-- Start TASK INPUT --

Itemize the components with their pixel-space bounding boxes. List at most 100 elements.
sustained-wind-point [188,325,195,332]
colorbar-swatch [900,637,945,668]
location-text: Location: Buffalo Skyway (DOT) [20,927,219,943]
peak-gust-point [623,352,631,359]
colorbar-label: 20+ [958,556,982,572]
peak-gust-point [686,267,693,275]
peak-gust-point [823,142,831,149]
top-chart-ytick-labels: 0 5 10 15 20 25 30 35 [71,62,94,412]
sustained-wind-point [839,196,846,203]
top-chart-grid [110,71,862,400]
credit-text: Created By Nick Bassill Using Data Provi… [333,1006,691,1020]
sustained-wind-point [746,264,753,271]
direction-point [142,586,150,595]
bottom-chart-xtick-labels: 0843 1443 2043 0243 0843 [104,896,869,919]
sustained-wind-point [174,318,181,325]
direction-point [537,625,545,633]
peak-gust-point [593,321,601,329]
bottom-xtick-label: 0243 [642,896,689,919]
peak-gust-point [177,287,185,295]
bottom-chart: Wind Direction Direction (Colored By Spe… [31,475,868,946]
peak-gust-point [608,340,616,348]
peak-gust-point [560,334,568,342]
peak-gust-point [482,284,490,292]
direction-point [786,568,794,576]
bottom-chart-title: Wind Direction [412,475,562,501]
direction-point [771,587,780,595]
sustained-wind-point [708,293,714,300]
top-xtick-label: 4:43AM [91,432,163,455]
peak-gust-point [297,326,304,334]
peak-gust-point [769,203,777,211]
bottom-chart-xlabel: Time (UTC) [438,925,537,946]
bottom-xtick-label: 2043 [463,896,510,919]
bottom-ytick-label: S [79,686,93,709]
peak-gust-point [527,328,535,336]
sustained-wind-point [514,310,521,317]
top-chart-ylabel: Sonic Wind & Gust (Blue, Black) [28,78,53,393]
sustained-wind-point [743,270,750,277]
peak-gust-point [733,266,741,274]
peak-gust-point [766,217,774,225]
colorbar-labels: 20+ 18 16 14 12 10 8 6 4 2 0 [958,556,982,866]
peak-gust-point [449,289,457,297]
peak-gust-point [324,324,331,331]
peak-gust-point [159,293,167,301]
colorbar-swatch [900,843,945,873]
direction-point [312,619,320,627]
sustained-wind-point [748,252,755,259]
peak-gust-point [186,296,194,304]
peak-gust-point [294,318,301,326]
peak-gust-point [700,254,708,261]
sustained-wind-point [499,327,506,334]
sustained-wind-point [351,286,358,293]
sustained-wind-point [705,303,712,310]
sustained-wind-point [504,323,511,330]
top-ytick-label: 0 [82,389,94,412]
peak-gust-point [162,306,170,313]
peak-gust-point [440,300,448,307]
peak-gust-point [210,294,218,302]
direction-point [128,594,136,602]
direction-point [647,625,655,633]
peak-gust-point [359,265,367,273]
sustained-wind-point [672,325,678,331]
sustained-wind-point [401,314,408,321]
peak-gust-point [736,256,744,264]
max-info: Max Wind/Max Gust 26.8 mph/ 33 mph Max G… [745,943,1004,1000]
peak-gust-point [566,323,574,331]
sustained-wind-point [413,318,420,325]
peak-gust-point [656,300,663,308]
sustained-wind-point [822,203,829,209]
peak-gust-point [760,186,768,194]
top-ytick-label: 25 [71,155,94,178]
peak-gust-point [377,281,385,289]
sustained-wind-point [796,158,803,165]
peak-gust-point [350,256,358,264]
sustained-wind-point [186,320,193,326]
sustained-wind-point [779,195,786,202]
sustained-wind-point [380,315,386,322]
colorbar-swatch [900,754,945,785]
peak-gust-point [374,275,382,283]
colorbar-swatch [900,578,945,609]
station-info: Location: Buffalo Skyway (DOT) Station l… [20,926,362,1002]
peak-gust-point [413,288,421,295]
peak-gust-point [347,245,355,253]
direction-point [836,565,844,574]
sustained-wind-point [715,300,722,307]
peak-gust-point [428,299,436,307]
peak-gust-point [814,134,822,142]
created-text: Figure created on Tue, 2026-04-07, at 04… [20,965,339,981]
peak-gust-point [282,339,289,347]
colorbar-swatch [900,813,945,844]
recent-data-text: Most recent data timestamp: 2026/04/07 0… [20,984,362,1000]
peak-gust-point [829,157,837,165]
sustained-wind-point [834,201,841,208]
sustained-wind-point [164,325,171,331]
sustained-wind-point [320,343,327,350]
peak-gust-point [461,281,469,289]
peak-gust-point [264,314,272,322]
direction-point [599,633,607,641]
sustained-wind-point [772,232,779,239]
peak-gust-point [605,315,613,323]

-- End TASK INPUT --

Print every entry above again, line for line, changing nothing.

## FINISHED EXERCISE
Itemize the components with their pixel-space bounding boxes. List at most 100 elements.
sustained-wind-point [188,325,195,332]
colorbar-swatch [900,637,945,668]
location-text: Location: Buffalo Skyway (DOT) [20,927,219,943]
peak-gust-point [623,352,631,359]
colorbar-label: 20+ [958,556,982,572]
peak-gust-point [686,267,693,275]
peak-gust-point [823,142,831,149]
top-chart-ytick-labels: 0 5 10 15 20 25 30 35 [71,62,94,412]
sustained-wind-point [839,196,846,203]
top-chart-grid [110,71,862,400]
credit-text: Created By Nick Bassill Using Data Provi… [333,1006,691,1020]
sustained-wind-point [746,264,753,271]
direction-point [142,586,150,595]
bottom-chart-xtick-labels: 0843 1443 2043 0243 0843 [104,896,869,919]
sustained-wind-point [174,318,181,325]
direction-point [537,625,545,633]
peak-gust-point [593,321,601,329]
bottom-xtick-label: 0243 [642,896,689,919]
peak-gust-point [177,287,185,295]
bottom-chart: Wind Direction Direction (Colored By Spe… [31,475,868,946]
peak-gust-point [608,340,616,348]
peak-gust-point [560,334,568,342]
peak-gust-point [482,284,490,292]
direction-point [786,568,794,576]
bottom-chart-title: Wind Direction [412,475,562,501]
direction-point [771,587,780,595]
sustained-wind-point [708,293,714,300]
top-xtick-label: 4:43AM [91,432,163,455]
peak-gust-point [297,326,304,334]
peak-gust-point [769,203,777,211]
bottom-chart-xlabel: Time (UTC) [438,925,537,946]
bottom-xtick-label: 2043 [463,896,510,919]
bottom-ytick-label: S [79,686,93,709]
peak-gust-point [527,328,535,336]
sustained-wind-point [514,310,521,317]
top-chart-ylabel: Sonic Wind & Gust (Blue, Black) [28,78,53,393]
sustained-wind-point [743,270,750,277]
peak-gust-point [733,266,741,274]
peak-gust-point [766,217,774,225]
colorbar-labels: 20+ 18 16 14 12 10 8 6 4 2 0 [958,556,982,866]
peak-gust-point [449,289,457,297]
peak-gust-point [324,324,331,331]
peak-gust-point [159,293,167,301]
colorbar-swatch [900,843,945,873]
direction-point [312,619,320,627]
sustained-wind-point [748,252,755,259]
peak-gust-point [186,296,194,304]
peak-gust-point [294,318,301,326]
peak-gust-point [700,254,708,261]
sustained-wind-point [499,327,506,334]
sustained-wind-point [351,286,358,293]
sustained-wind-point [705,303,712,310]
sustained-wind-point [504,323,511,330]
top-ytick-label: 0 [82,389,94,412]
peak-gust-point [162,306,170,313]
peak-gust-point [440,300,448,307]
peak-gust-point [210,294,218,302]
direction-point [128,594,136,602]
direction-point [647,625,655,633]
peak-gust-point [359,265,367,273]
sustained-wind-point [672,325,678,331]
sustained-wind-point [401,314,408,321]
peak-gust-point [736,256,744,264]
max-info: Max Wind/Max Gust 26.8 mph/ 33 mph Max G… [745,943,1004,1000]
peak-gust-point [566,323,574,331]
sustained-wind-point [413,318,420,325]
peak-gust-point [656,300,663,308]
sustained-wind-point [822,203,829,209]
peak-gust-point [760,186,768,194]
top-ytick-label: 25 [71,155,94,178]
peak-gust-point [377,281,385,289]
sustained-wind-point [796,158,803,165]
peak-gust-point [350,256,358,264]
sustained-wind-point [186,320,193,326]
sustained-wind-point [779,195,786,202]
sustained-wind-point [380,315,386,322]
colorbar-swatch [900,754,945,785]
peak-gust-point [374,275,382,283]
colorbar-swatch [900,578,945,609]
station-info: Location: Buffalo Skyway (DOT) Station l… [20,926,362,1002]
peak-gust-point [413,288,421,295]
peak-gust-point [347,245,355,253]
direction-point [836,565,844,574]
sustained-wind-point [715,300,722,307]
peak-gust-point [428,299,436,307]
peak-gust-point [814,134,822,142]
created-text: Figure created on Tue, 2026-04-07, at 04… [20,965,339,981]
peak-gust-point [282,339,289,347]
colorbar-swatch [900,813,945,844]
recent-data-text: Most recent data timestamp: 2026/04/07 0… [20,984,362,1000]
peak-gust-point [829,157,837,165]
sustained-wind-point [834,201,841,208]
sustained-wind-point [164,325,171,331]
sustained-wind-point [320,343,327,350]
peak-gust-point [461,281,469,289]
peak-gust-point [264,314,272,322]
direction-point [599,633,607,641]
sustained-wind-point [772,232,779,239]
peak-gust-point [605,315,613,323]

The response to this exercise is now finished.